**What to work on**
Your answer should be a single number: the count of lines containing "optimization".

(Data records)
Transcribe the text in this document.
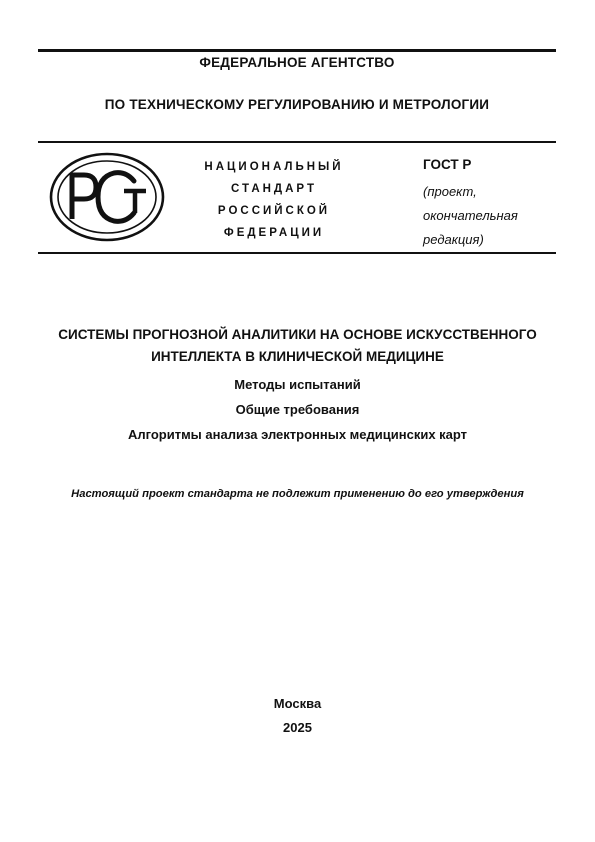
ФЕДЕРАЛЬНОЕ АГЕНТСТВО
ПО ТЕХНИЧЕСКОМУ РЕГУЛИРОВАНИЮ И МЕТРОЛОГИИ
НАЦИОНАЛЬНЫЙ
СТАНДАРТ
РОССИЙСКОЙ
ФЕДЕРАЦИИ
ГОСТ Р
(проект,
окончательная
редакция)
СИСТЕМЫ ПРОГНОЗНОЙ АНАЛИТИКИ НА ОСНОВЕ ИСКУССТВЕННОГО
ИНТЕЛЛЕКТА В КЛИНИЧЕСКОЙ МЕДИЦИНЕ
Методы испытаний
Общие требования
Алгоритмы анализа электронных медицинских карт
Настоящий проект стандарта не подлежит применению до его утверждения
Москва
2025
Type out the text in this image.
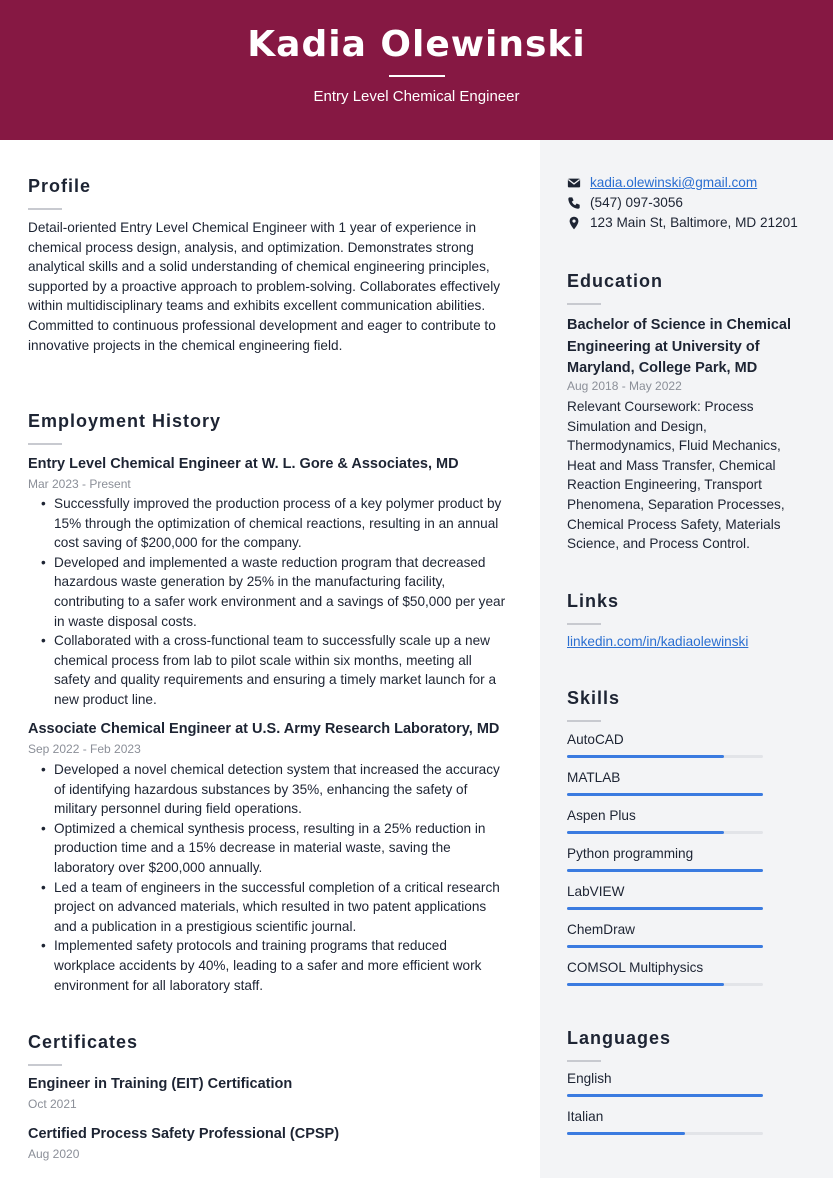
Kadia Olewinski
Entry Level Chemical Engineer
Profile
Detail-oriented Entry Level Chemical Engineer with 1 year of experience in chemical process design, analysis, and optimization. Demonstrates strong analytical skills and a solid understanding of chemical engineering principles, supported by a proactive approach to problem-solving. Collaborates effectively within multidisciplinary teams and exhibits excellent communication abilities. Committed to continuous professional development and eager to contribute to innovative projects in the chemical engineering field.
Employment History
Entry Level Chemical Engineer at W. L. Gore & Associates, MD
Mar 2023 - Present
• Successfully improved the production process of a key polymer product by 15% through the optimization of chemical reactions, resulting in an annual cost saving of $200,000 for the company.
• Developed and implemented a waste reduction program that decreased hazardous waste generation by 25% in the manufacturing facility, contributing to a safer work environment and a savings of $50,000 per year in waste disposal costs.
• Collaborated with a cross-functional team to successfully scale up a new chemical process from lab to pilot scale within six months, meeting all safety and quality requirements and ensuring a timely market launch for a new product line.
Associate Chemical Engineer at U.S. Army Research Laboratory, MD
Sep 2022 - Feb 2023
• Developed a novel chemical detection system that increased the accuracy of identifying hazardous substances by 35%, enhancing the safety of military personnel during field operations.
• Optimized a chemical synthesis process, resulting in a 25% reduction in production time and a 15% decrease in material waste, saving the laboratory over $200,000 annually.
• Led a team of engineers in the successful completion of a critical research project on advanced materials, which resulted in two patent applications and a publication in a prestigious scientific journal.
• Implemented safety protocols and training programs that reduced workplace accidents by 40%, leading to a safer and more efficient work environment for all laboratory staff.
Certificates
Engineer in Training (EIT) Certification
Oct 2021
Certified Process Safety Professional (CPSP)
Aug 2020
kadia.olewinski@gmail.com
(547) 097-3056
123 Main St, Baltimore, MD 21201
Education
Bachelor of Science in Chemical Engineering at University of Maryland, College Park, MD
Aug 2018 - May 2022
Relevant Coursework: Process Simulation and Design, Thermodynamics, Fluid Mechanics, Heat and Mass Transfer, Chemical Reaction Engineering, Transport Phenomena, Separation Processes, Chemical Process Safety, Materials Science, and Process Control.
Links
linkedin.com/in/kadiaolewinski
Skills
AutoCAD
MATLAB
Aspen Plus
Python programming
LabVIEW
ChemDraw
COMSOL Multiphysics
Languages
English
Italian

**Finished task**
2